§ Aim:
Write out each line beneath this one exactly as it reads.

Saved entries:
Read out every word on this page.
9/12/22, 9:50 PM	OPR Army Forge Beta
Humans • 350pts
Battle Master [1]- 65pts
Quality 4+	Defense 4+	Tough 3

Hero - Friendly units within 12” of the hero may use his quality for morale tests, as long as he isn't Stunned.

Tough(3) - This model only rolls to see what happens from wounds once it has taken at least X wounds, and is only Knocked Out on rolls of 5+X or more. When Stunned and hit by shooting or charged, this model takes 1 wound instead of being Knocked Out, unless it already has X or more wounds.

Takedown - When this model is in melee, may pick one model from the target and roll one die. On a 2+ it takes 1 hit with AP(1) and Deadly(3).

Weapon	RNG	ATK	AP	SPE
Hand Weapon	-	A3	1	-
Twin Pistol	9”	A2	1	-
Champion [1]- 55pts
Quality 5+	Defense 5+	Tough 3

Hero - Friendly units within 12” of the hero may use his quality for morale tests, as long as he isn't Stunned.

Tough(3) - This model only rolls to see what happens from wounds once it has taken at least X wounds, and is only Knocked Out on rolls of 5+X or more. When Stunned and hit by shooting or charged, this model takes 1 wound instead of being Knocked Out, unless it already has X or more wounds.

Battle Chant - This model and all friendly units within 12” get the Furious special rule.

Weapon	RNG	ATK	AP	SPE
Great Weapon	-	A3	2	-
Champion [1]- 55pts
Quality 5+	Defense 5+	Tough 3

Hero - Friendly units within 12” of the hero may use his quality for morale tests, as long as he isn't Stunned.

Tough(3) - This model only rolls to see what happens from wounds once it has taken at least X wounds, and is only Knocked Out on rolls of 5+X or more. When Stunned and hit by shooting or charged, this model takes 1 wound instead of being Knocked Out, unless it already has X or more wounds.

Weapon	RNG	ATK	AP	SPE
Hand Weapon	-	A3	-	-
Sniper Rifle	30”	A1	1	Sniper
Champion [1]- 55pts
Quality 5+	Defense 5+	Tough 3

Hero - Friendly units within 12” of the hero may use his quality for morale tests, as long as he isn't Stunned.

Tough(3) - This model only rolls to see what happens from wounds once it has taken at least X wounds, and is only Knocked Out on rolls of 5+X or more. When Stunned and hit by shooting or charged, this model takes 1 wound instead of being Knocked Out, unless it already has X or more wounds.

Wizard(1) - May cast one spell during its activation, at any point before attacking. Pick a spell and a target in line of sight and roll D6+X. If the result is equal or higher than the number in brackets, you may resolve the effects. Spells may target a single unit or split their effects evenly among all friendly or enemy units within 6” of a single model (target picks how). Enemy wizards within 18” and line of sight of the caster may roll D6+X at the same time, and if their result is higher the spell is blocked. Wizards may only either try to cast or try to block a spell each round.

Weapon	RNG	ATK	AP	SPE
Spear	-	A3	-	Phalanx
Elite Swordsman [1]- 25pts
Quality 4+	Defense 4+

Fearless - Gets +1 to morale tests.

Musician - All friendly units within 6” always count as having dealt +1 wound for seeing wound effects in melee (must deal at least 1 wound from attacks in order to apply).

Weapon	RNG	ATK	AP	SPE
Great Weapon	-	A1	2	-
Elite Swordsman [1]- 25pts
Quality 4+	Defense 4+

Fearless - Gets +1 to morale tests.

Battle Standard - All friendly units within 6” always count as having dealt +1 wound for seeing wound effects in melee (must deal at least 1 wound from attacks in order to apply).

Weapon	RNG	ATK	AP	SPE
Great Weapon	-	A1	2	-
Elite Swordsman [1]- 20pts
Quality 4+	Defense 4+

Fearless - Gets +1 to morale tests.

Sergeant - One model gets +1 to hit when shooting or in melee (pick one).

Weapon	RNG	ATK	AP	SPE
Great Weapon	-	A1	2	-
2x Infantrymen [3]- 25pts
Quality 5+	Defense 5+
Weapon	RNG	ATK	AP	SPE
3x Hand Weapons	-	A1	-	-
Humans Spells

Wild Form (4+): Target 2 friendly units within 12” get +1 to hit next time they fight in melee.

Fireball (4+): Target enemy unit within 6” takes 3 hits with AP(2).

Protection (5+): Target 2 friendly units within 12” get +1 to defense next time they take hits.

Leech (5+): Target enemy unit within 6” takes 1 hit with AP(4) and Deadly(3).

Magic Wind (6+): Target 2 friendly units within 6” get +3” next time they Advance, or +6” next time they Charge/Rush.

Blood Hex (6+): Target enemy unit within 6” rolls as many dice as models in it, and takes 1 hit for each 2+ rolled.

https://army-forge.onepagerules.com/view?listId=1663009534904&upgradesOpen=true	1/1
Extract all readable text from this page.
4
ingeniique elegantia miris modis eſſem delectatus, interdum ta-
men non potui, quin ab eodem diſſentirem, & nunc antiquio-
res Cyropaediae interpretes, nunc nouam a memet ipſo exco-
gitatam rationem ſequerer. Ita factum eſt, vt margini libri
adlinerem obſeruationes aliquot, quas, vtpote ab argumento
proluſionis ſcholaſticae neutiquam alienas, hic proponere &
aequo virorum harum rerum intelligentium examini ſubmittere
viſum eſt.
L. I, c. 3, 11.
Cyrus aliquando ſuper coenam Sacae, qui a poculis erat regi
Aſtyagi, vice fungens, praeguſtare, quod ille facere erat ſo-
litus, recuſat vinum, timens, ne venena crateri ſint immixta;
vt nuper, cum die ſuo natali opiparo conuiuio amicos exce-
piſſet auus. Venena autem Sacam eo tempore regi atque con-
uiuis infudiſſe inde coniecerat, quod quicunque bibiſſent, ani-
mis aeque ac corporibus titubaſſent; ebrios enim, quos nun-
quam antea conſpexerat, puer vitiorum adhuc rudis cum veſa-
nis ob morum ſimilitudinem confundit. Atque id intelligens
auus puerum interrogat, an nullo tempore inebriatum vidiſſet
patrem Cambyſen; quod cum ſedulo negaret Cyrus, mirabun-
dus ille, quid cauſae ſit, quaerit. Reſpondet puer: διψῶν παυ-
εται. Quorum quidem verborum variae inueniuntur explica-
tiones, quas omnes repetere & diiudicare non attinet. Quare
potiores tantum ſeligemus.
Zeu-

§ Response:
Read out every word on this page.
9/12/22, 9:50 PM	OPR Army Forge Beta
Humans • 350pts
Battle Master [1]- 65pts
Quality 4+	Defense 4+	Tough 3

Hero - Friendly units within 12” of the hero may use his quality for morale tests, as long as he isn't Stunned.

Tough(3) - This model only rolls to see what happens from wounds once it has taken at least X wounds, and is only Knocked Out on rolls of 5+X or more. When Stunned and hit by shooting or charged, this model takes 1 wound instead of being Knocked Out, unless it already has X or more wounds.

Takedown - When this model is in melee, may pick one model from the target and roll one die. On a 2+ it takes 1 hit with AP(1) and Deadly(3).

Weapon	RNG	ATK	AP	SPE
Hand Weapon	-	A3	1	-
Twin Pistol	9”	A2	1	-
Champion [1]- 55pts
Quality 5+	Defense 5+	Tough 3

Hero - Friendly units within 12” of the hero may use his quality for morale tests, as long as he isn't Stunned.

Tough(3) - This model only rolls to see what happens from wounds once it has taken at least X wounds, and is only Knocked Out on rolls of 5+X or more. When Stunned and hit by shooting or charged, this model takes 1 wound instead of being Knocked Out, unless it already has X or more wounds.

Battle Chant - This model and all friendly units within 12” get the Furious special rule.

Weapon	RNG	ATK	AP	SPE
Great Weapon	-	A3	2	-
Champion [1]- 55pts
Quality 5+	Defense 5+	Tough 3

Hero - Friendly units within 12” of the hero may use his quality for morale tests, as long as he isn't Stunned.

Tough(3) - This model only rolls to see what happens from wounds once it has taken at least X wounds, and is only Knocked Out on rolls of 5+X or more. When Stunned and hit by shooting or charged, this model takes 1 wound instead of being Knocked Out, unless it already has X or more wounds.

Weapon	RNG	ATK	AP	SPE
Hand Weapon	-	A3	-	-
Sniper Rifle	30”	A1	1	Sniper
Champion [1]- 55pts
Quality 5+	Defense 5+	Tough 3

Hero - Friendly units within 12” of the hero may use his quality for morale tests, as long as he isn't Stunned.

Tough(3) - This model only rolls to see what happens from wounds once it has taken at least X wounds, and is only Knocked Out on rolls of 5+X or more. When Stunned and hit by shooting or charged, this model takes 1 wound instead of being Knocked Out, unless it already has X or more wounds.

Wizard(1) - May cast one spell during its activation, at any point before attacking. Pick a spell and a target in line of sight and roll D6+X. If the result is equal or higher than the number in brackets, you may resolve the effects. Spells may target a single unit or split their effects evenly among all friendly or enemy units within 6” of a single model (target picks how). Enemy wizards within 18” and line of sight of the caster may roll D6+X at the same time, and if their result is higher the spell is blocked. Wizards may only either try to cast or try to block a spell each round.

Weapon	RNG	ATK	AP	SPE
Spear	-	A3	-	Phalanx
Elite Swordsman [1]- 25pts
Quality 4+	Defense 4+

Fearless - Gets +1 to morale tests.

Musician - All friendly units within 6” always count as having dealt +1 wound for seeing wound effects in melee (must deal at least 1 wound from attacks in order to apply).

Weapon	RNG	ATK	AP	SPE
Great Weapon	-	A1	2	-
Elite Swordsman [1]- 25pts
Quality 4+	Defense 4+

Fearless - Gets +1 to morale tests.

Battle Standard - All friendly units within 6” always count as having dealt +1 wound for seeing wound effects in melee (must deal at least 1 wound from attacks in order to apply).

Weapon	RNG	ATK	AP	SPE
Great Weapon	-	A1	2	-
Elite Swordsman [1]- 20pts
Quality 4+	Defense 4+

Fearless - Gets +1 to morale tests.

Sergeant - One model gets +1 to hit when shooting or in melee (pick one).

Weapon	RNG	ATK	AP	SPE
Great Weapon	-	A1	2	-
2x Infantrymen [3]- 25pts
Quality 5+	Defense 5+
Weapon	RNG	ATK	AP	SPE
3x Hand Weapons	-	A1	-	-
Humans Spells

Wild Form (4+): Target 2 friendly units within 12” get +1 to hit next time they fight in melee.

Fireball (4+): Target enemy unit within 6” takes 3 hits with AP(2).

Protection (5+): Target 2 friendly units within 12” get +1 to defense next time they take hits.

Leech (5+): Target enemy unit within 6” takes 1 hit with AP(4) and Deadly(3).

Magic Wind (6+): Target 2 friendly units within 6” get +3” next time they Advance, or +6” next time they Charge/Rush.

Blood Hex (6+): Target enemy unit within 6” rolls as many dice as models in it, and takes 1 hit for each 2+ rolled.

https://army-forge.onepagerules.com/view?listId=1663009534904&upgradesOpen=true	1/1
Extract all readable text from this page.
4
ingeniique elegantia miris modis eſſem delectatus, interdum ta-
men non potui, quin ab eodem diſſentirem, & nunc antiquio-
res Cyropaediae interpretes, nunc nouam a memet ipſo exco-
gitatam rationem ſequerer. Ita factum eſt, vt margini libri
adlinerem obſeruationes aliquot, quas, vtpote ab argumento
proluſionis ſcholaſticae neutiquam alienas, hic proponere &
aequo virorum harum rerum intelligentium examini ſubmittere
viſum eſt.
L. I, c. 3, 11.
Cyrus aliquando ſuper coenam Sacae, qui a poculis erat regi
Aſtyagi, vice fungens, praeguſtare, quod ille facere erat ſo-
litus, recuſat vinum, timens, ne venena crateri ſint immixta;
vt nuper, cum die ſuo natali opiparo conuiuio amicos exce-
piſſet auus. Venena autem Sacam eo tempore regi atque con-
uiuis infudiſſe inde coniecerat, quod quicunque bibiſſent, ani-
mis aeque ac corporibus titubaſſent; ebrios enim, quos nun-
quam antea conſpexerat, puer vitiorum adhuc rudis cum veſa-
nis ob morum ſimilitudinem confundit. Atque id intelligens
auus puerum interrogat, an nullo tempore inebriatum vidiſſet
patrem Cambyſen; quod cum ſedulo negaret Cyrus, mirabun-
dus ille, quid cauſae ſit, quaerit. Reſpondet puer: διψῶν παυ-
εται. Quorum quidem verborum variae inueniuntur explica-
tiones, quas omnes repetere & diiudicare non attinet. Quare
potiores tantum ſeligemus.
Zeu-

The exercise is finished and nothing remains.